A more realistic target, they say, is to try to manage “novel” ecosystems as they emerge under the probably unprecedented conditions of the 21st century. Some of them accept that in many cases key restoration battles – against alien invasive species, for example – will be lost.

The counterargument is that restoration techniques are improving rapidly and that more biodiverse historically-based systems are being restored.

There were debates around these issues at the conference, often leading to the conclusion that the greatest obstacle to restoration is not climate change, formidable though it is, but our continuing failure to allocate sufficient funds.

Rory Harrington, whose restoration of the Annestown catchment area, in Co Waterford, featured recently on these pages, threw down the challenge facing his colleagues in Wisconsin baldly, from a scientist’s point of view: “To understand how something works, you must build it, or rebuild it.”

Harrington has built more wetlands, more successfully, than most people. In a fascinating workshop he traded ideas with experts from around the world. But his success raises another question, which was echoed in other sessions in the conference.

> [To be done] According to the passage on ecosystem restoration, what did debates at the conference often conclude is the greatest obstacle to restoration?

[Part of a data file]
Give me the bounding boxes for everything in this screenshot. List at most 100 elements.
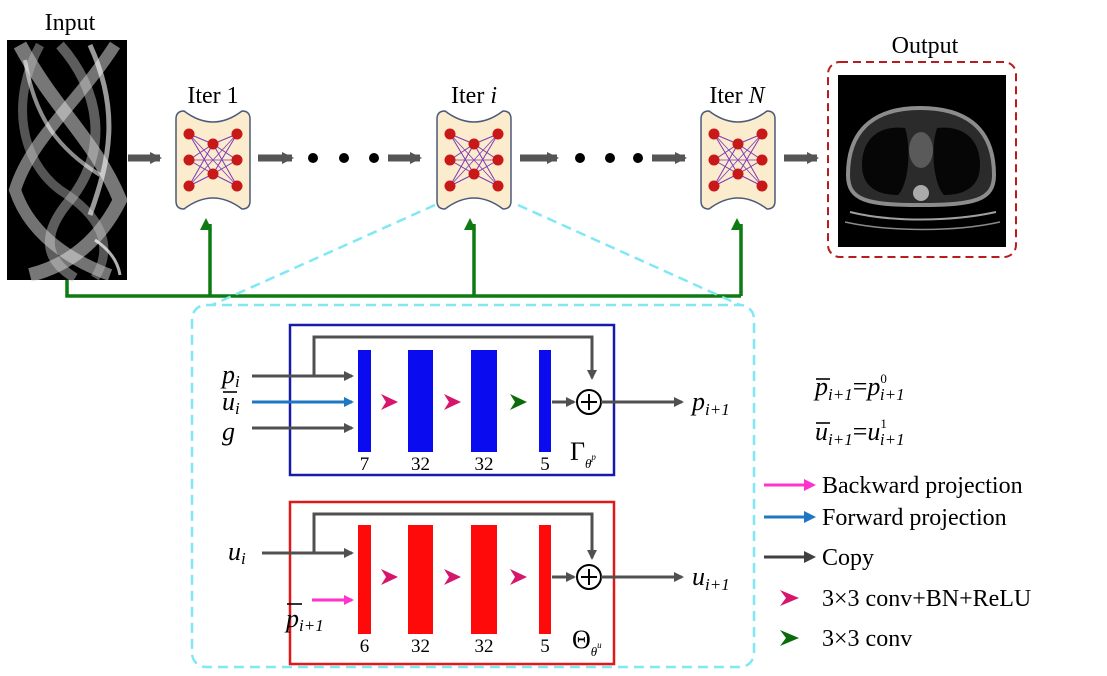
network-node	[231, 154, 243, 166]
iter-label-i: Iter i	[451, 83, 497, 109]
iter-label-n: Iter N	[709, 83, 766, 109]
network-node	[708, 128, 720, 140]
network-node	[468, 168, 480, 180]
legend-label: Copy	[822, 545, 874, 571]
dual-channel-label-4: 5	[540, 454, 550, 475]
network-node	[492, 128, 504, 140]
legend-swatch	[780, 590, 799, 606]
primal-input-pbar: pi+1	[284, 603, 324, 635]
primal-channel-label-3: 32	[475, 636, 494, 657]
primal-sum-node	[552, 564, 684, 590]
svg-text:pi+1: pi+1	[284, 604, 324, 635]
dual-skip-connection	[312, 335, 597, 380]
legend-item-1: Backward projection	[764, 473, 1023, 499]
dual-input-ubar: ui	[222, 387, 240, 418]
legend-item-5: 3×3 conv	[780, 626, 912, 652]
legend-label: 3×3 conv+BN+ReLU	[822, 586, 1031, 612]
legend-label: Forward projection	[822, 505, 1007, 531]
network-node	[732, 138, 744, 150]
dual-conv-bar-1	[358, 350, 371, 452]
primal-skip-connection	[312, 512, 597, 560]
output-frame	[827, 61, 1017, 258]
dual-layer-arrow-2	[444, 394, 461, 410]
network-node	[756, 128, 768, 140]
dual-channel-label-1: 7	[360, 454, 370, 475]
network-node	[756, 180, 768, 192]
svg-text:ui+1=u1i+1: ui+1=u1 i+1	[815, 416, 905, 449]
network-node	[231, 128, 243, 140]
dual-conv-bar-4	[539, 350, 551, 452]
zoom-frame	[190, 203, 756, 669]
legend-swatch	[780, 630, 799, 646]
output-label: Output	[892, 33, 959, 59]
dual-layer-arrow-3	[510, 394, 527, 410]
network-node	[756, 154, 768, 166]
primal-block-frame	[288, 500, 616, 666]
network-node	[207, 138, 219, 150]
primal-conv-bar-2	[408, 525, 433, 634]
iter-network-box-1	[175, 110, 251, 210]
iter-network-box-2	[436, 110, 512, 210]
primal-operator-label: Θθu	[572, 625, 602, 659]
primal-channel-label-2: 32	[411, 636, 430, 657]
legend-item-3: Copy	[764, 545, 874, 571]
legend-label: 3×3 conv	[822, 626, 912, 652]
equation-ubar: ui+1=u1 i+1	[815, 416, 905, 449]
output-ct-image	[838, 75, 1006, 247]
dual-layer-arrow-1	[381, 394, 398, 410]
svg-text:pi+1=p0i+1: pi+1=p0 i+1	[813, 371, 905, 404]
primal-output-label: ui+1	[692, 562, 730, 594]
primal-input-arrows	[262, 548, 354, 605]
primal-channel-label-1: 6	[360, 636, 370, 657]
legend-label: Backward projection	[822, 473, 1023, 499]
svg-text:ui: ui	[222, 387, 240, 418]
primal-input-u: ui	[228, 537, 246, 568]
iter-network-box-3	[700, 110, 776, 210]
primal-layer-arrow-3	[510, 569, 527, 585]
dual-input-p: pi	[220, 360, 240, 391]
network-node	[444, 154, 456, 166]
primal-layer-arrow-1	[381, 569, 398, 585]
pipeline-ellipsis-dots	[308, 153, 643, 163]
network-node	[468, 138, 480, 150]
primal-conv-bar-1	[358, 525, 371, 634]
input-sinogram-image	[7, 40, 128, 283]
dual-output-label: pi+1	[690, 387, 730, 419]
network-node	[183, 180, 195, 192]
dual-channel-label-2: 32	[411, 454, 430, 475]
dual-sum-node	[552, 389, 684, 415]
network-node	[444, 128, 456, 140]
network-node	[708, 154, 720, 166]
network-node	[231, 180, 243, 192]
network-node	[183, 128, 195, 140]
iter-label-1: Iter 1	[187, 83, 238, 109]
network-node	[444, 180, 456, 192]
network-node	[492, 180, 504, 192]
primal-conv-bar-3	[471, 525, 497, 634]
dual-conv-bar-3	[471, 350, 497, 452]
equation-pbar: pi+1=p0 i+1	[813, 371, 905, 404]
legend-item-2: Forward projection	[764, 505, 1007, 531]
dual-channel-label-3: 32	[475, 454, 494, 475]
primal-channel-label-4: 5	[540, 636, 550, 657]
input-feed-lines	[65, 218, 743, 298]
primal-conv-bar-4	[539, 525, 551, 634]
svg-text:Iter i: Iter i	[451, 83, 497, 109]
network-node	[708, 180, 720, 192]
legend-item-4: 3×3 conv+BN+ReLU	[780, 586, 1031, 612]
primal-layer-arrow-2	[444, 569, 461, 585]
dual-block-frame	[288, 323, 616, 477]
network-node	[492, 154, 504, 166]
svg-text:Iter N: Iter N	[709, 83, 766, 109]
dual-operator-label: Γθp	[570, 437, 596, 471]
dual-input-g: g	[222, 417, 235, 446]
svg-text:Iter 1: Iter 1	[187, 83, 238, 109]
network-node	[207, 168, 219, 180]
input-label: Input	[45, 10, 96, 36]
network-node	[183, 154, 195, 166]
dual-conv-bar-2	[408, 350, 433, 452]
dual-input-arrows	[252, 371, 354, 433]
network-node	[732, 168, 744, 180]
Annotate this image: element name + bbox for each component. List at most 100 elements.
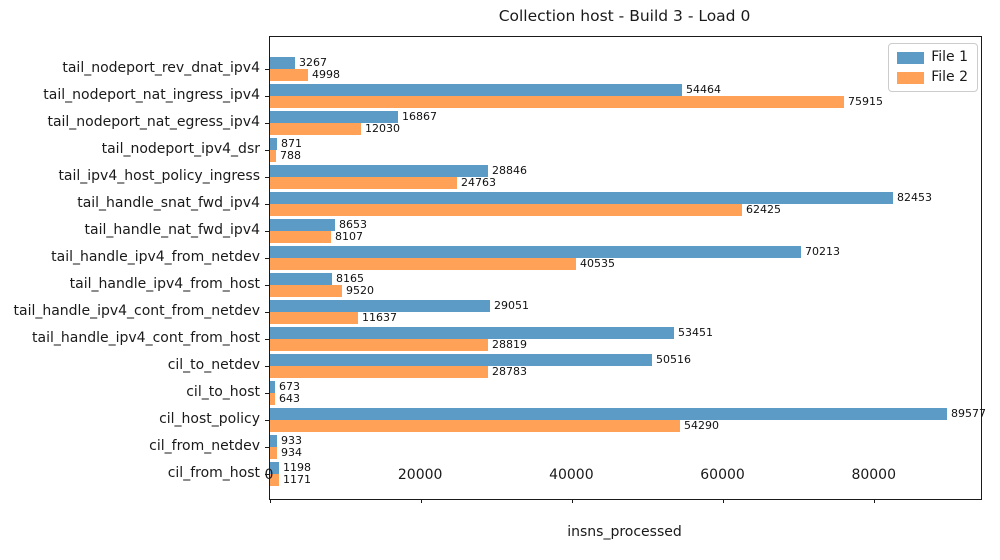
y-tick-mark	[265, 446, 269, 448]
y-tick-mark	[265, 338, 269, 340]
bar-file2-cil_to_host	[270, 393, 275, 405]
file1-swatch	[897, 51, 925, 64]
x-tick-mark	[571, 499, 573, 503]
bar-file1-tail_nodeport_nat_egress_ipv4	[270, 111, 398, 123]
y-tick-mark	[265, 122, 269, 124]
bar-value-label: 934	[281, 446, 302, 459]
x-axis-title: insns_processed	[567, 524, 682, 540]
y-tick-label: tail_handle_ipv4_from_host	[69, 276, 260, 292]
bar-value-label: 50516	[656, 353, 691, 366]
bar-file2-tail_handle_ipv4_cont_from_netdev	[270, 312, 358, 324]
y-tick-label: cil_from_host	[167, 465, 260, 481]
bar-file2-tail_nodeport_ipv4_dsr	[270, 150, 276, 162]
y-tick-label: tail_nodeport_rev_dnat_ipv4	[62, 60, 260, 76]
y-tick-mark	[265, 230, 269, 232]
y-tick-mark	[265, 473, 269, 475]
bar-value-label: 1171	[283, 473, 311, 486]
x-tick-label: 0	[264, 467, 274, 483]
y-tick-label: tail_handle_snat_fwd_ipv4	[77, 195, 260, 211]
y-tick-mark	[265, 149, 269, 151]
bar-file1-tail_handle_ipv4_from_netdev	[270, 246, 801, 258]
y-axis-labels: tail_nodeport_rev_dnat_ipv4 tail_nodeport…	[0, 0, 261, 560]
bar-file2-tail_handle_snat_fwd_ipv4	[270, 204, 742, 216]
bar-file1-tail_handle_ipv4_from_host	[270, 273, 332, 285]
y-tick-mark	[265, 365, 269, 367]
bar-value-label: 40535	[580, 257, 615, 270]
x-tick-label: 20000	[397, 467, 443, 483]
y-tick-mark	[265, 68, 269, 70]
bar-value-label: 788	[280, 149, 301, 162]
y-tick-label: tail_handle_ipv4_from_netdev	[51, 249, 260, 265]
legend: File 1 File 2	[888, 43, 978, 92]
bar-file2-cil_to_netdev	[270, 366, 488, 378]
x-tick-label: 60000	[700, 467, 745, 483]
bar-file1-tail_handle_ipv4_cont_from_host	[270, 327, 674, 339]
y-tick-label: tail_handle_nat_fwd_ipv4	[84, 222, 261, 238]
bar-file2-cil_from_host	[270, 474, 279, 486]
y-tick-label: cil_from_netdev	[149, 438, 260, 454]
plot-area: File 1 File 2 3267 4998 54464 75915 16867 120…	[265, 36, 986, 503]
y-tick-mark	[265, 284, 269, 286]
x-tick-mark	[420, 499, 422, 503]
y-tick-label: cil_to_netdev	[167, 357, 260, 373]
bar-file1-tail_ipv4_host_policy_ingress	[270, 165, 488, 177]
bar-file2-tail_nodeport_rev_dnat_ipv4	[270, 69, 308, 81]
bar-file1-cil_to_netdev	[270, 354, 652, 366]
bar-value-label: 62425	[746, 203, 781, 216]
bar-value-label: 28783	[492, 365, 527, 378]
bar-value-label: 4998	[312, 68, 340, 81]
bar-value-label: 54464	[686, 83, 721, 96]
bar-value-label: 12030	[365, 122, 400, 135]
bar-file1-tail_handle_ipv4_cont_from_netdev	[270, 300, 490, 312]
bar-value-label: 11637	[362, 311, 397, 324]
x-tick-label: 80000	[851, 467, 897, 483]
bar-value-label: 9520	[346, 284, 374, 297]
legend-label-file2: File 2	[931, 69, 968, 85]
bar-file2-tail_handle_ipv4_from_netdev	[270, 258, 576, 270]
x-tick-mark	[723, 499, 725, 503]
y-tick-label: tail_nodeport_ipv4_dsr	[101, 141, 260, 157]
y-tick-label: tail_ipv4_host_policy_ingress	[58, 168, 260, 184]
bar-value-label: 3267	[299, 56, 327, 69]
y-tick-mark	[265, 176, 269, 178]
bar-file2-tail_handle_nat_fwd_ipv4	[270, 231, 331, 243]
x-tick-mark	[874, 499, 876, 503]
y-tick-mark	[265, 95, 269, 97]
bar-file1-tail_handle_nat_fwd_ipv4	[270, 219, 335, 231]
legend-label-file1: File 1	[931, 49, 968, 65]
y-tick-label: tail_handle_ipv4_cont_from_netdev	[13, 303, 261, 319]
bar-value-label: 933	[281, 434, 302, 447]
legend-item-file1: File 1	[897, 50, 968, 65]
bar-file2-tail_ipv4_host_policy_ingress	[270, 177, 457, 189]
y-tick-label: tail_nodeport_nat_egress_ipv4	[47, 114, 260, 130]
y-tick-label: tail_handle_ipv4_cont_from_host	[32, 330, 260, 346]
y-tick-mark	[265, 419, 269, 421]
bar-file1-cil_to_host	[270, 381, 275, 393]
bar-file2-cil_host_policy	[270, 420, 680, 432]
y-tick-label: cil_to_host	[186, 384, 260, 400]
bar-value-label: 54290	[684, 419, 719, 432]
bar-value-label: 8165	[336, 272, 364, 285]
bar-value-label: 29051	[494, 299, 529, 312]
bar-file1-tail_nodeport_nat_ingress_ipv4	[270, 84, 682, 96]
bar-file2-tail_nodeport_nat_ingress_ipv4	[270, 96, 844, 108]
bar-value-label: 8653	[339, 218, 367, 231]
y-tick-label: cil_host_policy	[159, 411, 260, 427]
bar-value-label: 673	[279, 380, 300, 393]
bar-file1-tail_nodeport_ipv4_dsr	[270, 138, 277, 150]
bar-file2-tail_handle_ipv4_from_host	[270, 285, 342, 297]
bar-value-label: 89577	[951, 407, 986, 420]
y-tick-mark	[265, 392, 269, 394]
bar-value-label: 82453	[897, 191, 932, 204]
bar-value-label: 1198	[283, 461, 311, 474]
bar-value-label: 28846	[492, 164, 527, 177]
bar-file1-tail_handle_snat_fwd_ipv4	[270, 192, 893, 204]
y-tick-mark	[265, 257, 269, 259]
x-tick-label: 40000	[549, 467, 594, 483]
bar-file1-cil_host_policy	[270, 408, 947, 420]
bar-value-label: 75915	[848, 95, 883, 108]
bar-value-label: 16867	[402, 110, 437, 123]
bar-file1-tail_nodeport_rev_dnat_ipv4	[270, 57, 295, 69]
chart-title: Collection host - Build 3 - Load 0	[498, 7, 751, 25]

> [Written response] The continuing failure to allocate sufficient funds, not climate change.